# [TASK PROMPT]
Copy the items word for word, beginning with the line that contains "nutrient-columns: Amount Per" and ending with the line that contains "nutrient-source-part: (from bbox=[659, 913, 709, 934]", both included.

━━━━━━━━━━━━━━━━

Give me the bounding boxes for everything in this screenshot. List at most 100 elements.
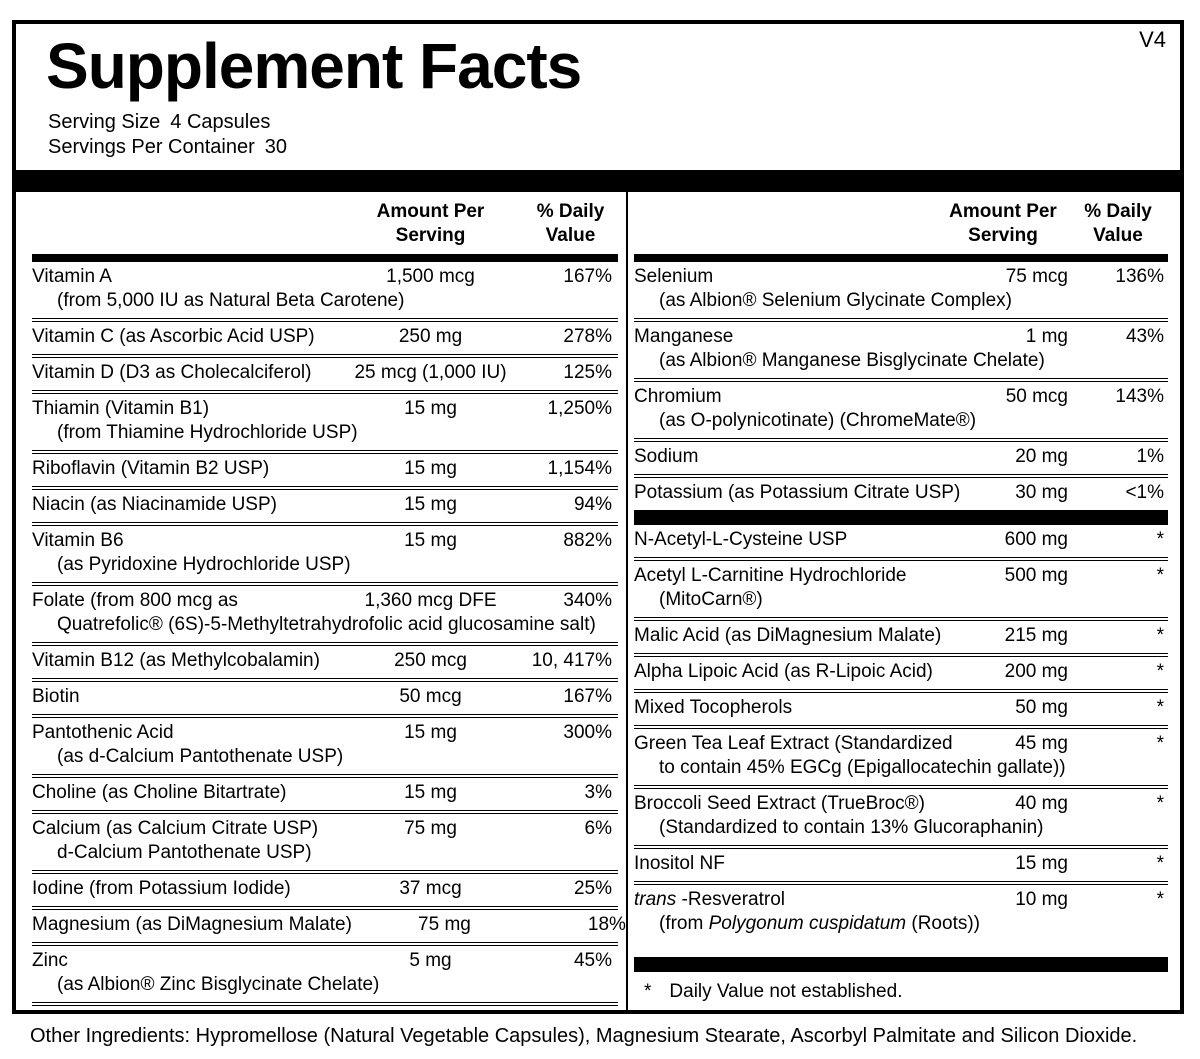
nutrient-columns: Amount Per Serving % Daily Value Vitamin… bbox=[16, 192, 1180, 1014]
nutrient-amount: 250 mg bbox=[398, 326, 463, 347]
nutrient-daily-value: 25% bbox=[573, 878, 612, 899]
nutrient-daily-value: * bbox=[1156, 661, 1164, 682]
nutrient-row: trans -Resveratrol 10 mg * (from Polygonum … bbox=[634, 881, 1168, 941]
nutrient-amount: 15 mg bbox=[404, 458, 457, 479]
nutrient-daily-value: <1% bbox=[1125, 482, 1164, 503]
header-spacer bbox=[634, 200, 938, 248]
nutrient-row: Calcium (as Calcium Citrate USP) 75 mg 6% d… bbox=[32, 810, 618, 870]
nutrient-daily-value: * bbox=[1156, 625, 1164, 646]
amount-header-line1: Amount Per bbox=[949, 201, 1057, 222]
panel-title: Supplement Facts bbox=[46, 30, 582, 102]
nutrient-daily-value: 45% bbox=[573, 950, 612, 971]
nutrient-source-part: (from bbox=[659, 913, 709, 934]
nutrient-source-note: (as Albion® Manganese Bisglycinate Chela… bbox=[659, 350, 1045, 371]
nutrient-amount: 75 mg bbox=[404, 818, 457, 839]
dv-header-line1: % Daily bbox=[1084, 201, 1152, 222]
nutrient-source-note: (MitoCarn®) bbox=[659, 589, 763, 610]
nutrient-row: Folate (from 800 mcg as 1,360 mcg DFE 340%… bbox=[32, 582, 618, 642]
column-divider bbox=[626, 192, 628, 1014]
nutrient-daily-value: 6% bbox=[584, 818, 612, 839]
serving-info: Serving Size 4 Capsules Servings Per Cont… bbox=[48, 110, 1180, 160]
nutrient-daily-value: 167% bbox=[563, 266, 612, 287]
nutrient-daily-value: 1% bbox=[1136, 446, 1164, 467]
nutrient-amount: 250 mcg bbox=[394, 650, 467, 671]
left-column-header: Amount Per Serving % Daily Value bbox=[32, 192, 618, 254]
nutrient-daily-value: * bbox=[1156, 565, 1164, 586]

━━━━━━━━━━━━━━━━

# [WRITTEN SOLUTION]
nutrient-columns: Amount Per Serving % Daily Value Vitamin… bbox=[16, 192, 1180, 1014]
nutrient-amount: 250 mg bbox=[398, 326, 463, 347]
nutrient-daily-value: 25% bbox=[573, 878, 612, 899]
nutrient-daily-value: * bbox=[1156, 661, 1164, 682]
nutrient-row: trans -Resveratrol 10 mg * (from Polygonum … bbox=[634, 881, 1168, 941]
nutrient-amount: 15 mg bbox=[404, 458, 457, 479]
nutrient-daily-value: <1% bbox=[1125, 482, 1164, 503]
header-spacer bbox=[634, 200, 938, 248]
nutrient-row: Calcium (as Calcium Citrate USP) 75 mg 6% d… bbox=[32, 810, 618, 870]
nutrient-daily-value: * bbox=[1156, 625, 1164, 646]
amount-header-line1: Amount Per bbox=[949, 201, 1057, 222]
panel-title: Supplement Facts bbox=[46, 30, 582, 102]
nutrient-daily-value: 45% bbox=[573, 950, 612, 971]
nutrient-source-part: (from bbox=[659, 913, 709, 934]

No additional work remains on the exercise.